### TASK BRIEF
Answer these questions about the Titanic dataset notebook code below:
(a) Which Kaggle dataset does the code download?
(b) Into which directory is the CSV file copied?
(c) How are missing values in the 'Age' and 'Embarked' columns filled?

### TEXT SEGMENT
* * *
In [None]:
import kagglehub
path = kagglehub.dataset_download("yasserh/titanic-dataset")
print(f"Dataset downloaded to: {path}")

In [None]:
import os
import shutil

files = os.listdir(path)
print(f"Files in the dataset directory: {files}")

csv_file = [file for file in files if file.endswith('.csv')][0]

DATA_DIR = '../data/raw'

os.makedirs(DATA_DIR, exist_ok=True)

source_csv_path = os.path.join(path, csv_file)
print(f"Source CSV file path: {source_csv_path}\n")

target_csv_path = os.path.join(DATA_DIR, csv_file)
print(f"CSV file path: {target_csv_path}")

shutil.copy(source_csv_path, target_csv_path)


In [None]:
import pandas as pd
data = pd.read_csv(target_csv_path)
print(data.info())

In [None]:
# Handle missing values
print(data.isna().sum()) # Check for missing values
data['Embarked'].fillna(data['Embarked'].mode()[0], inplace=True) # Fill missing 'Embarked' with mode (most frequent value)
data['Age'].fillna(data['Age'].median(), inplace=True) # Fill missing 'Age' with median age


In [None]:
# Encode categorical variables
categorical_cols = data.select_dtypes(include='object').columns
print(f"Categorical columns: {categorical_cols.tolist()}")
* * *
### RAW DATA
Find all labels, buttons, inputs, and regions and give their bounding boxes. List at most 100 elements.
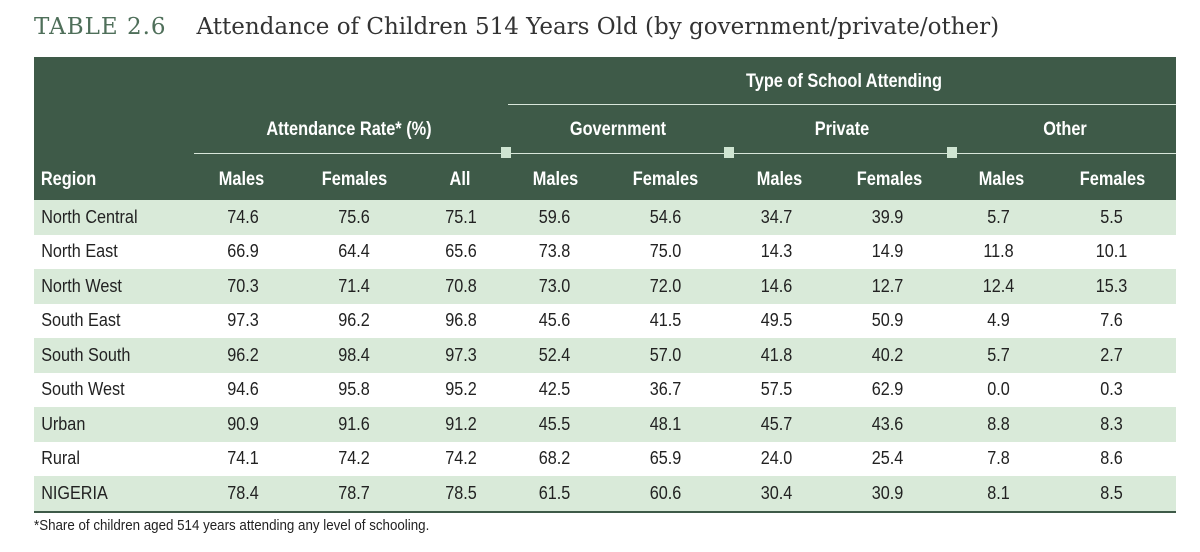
* * *
### REPLY
(a) "yasserh/titanic-dataset"
(b) '../data/raw'
(c) 'Age' is filled with the median age, and 'Embarked' with its mode (the most frequent value).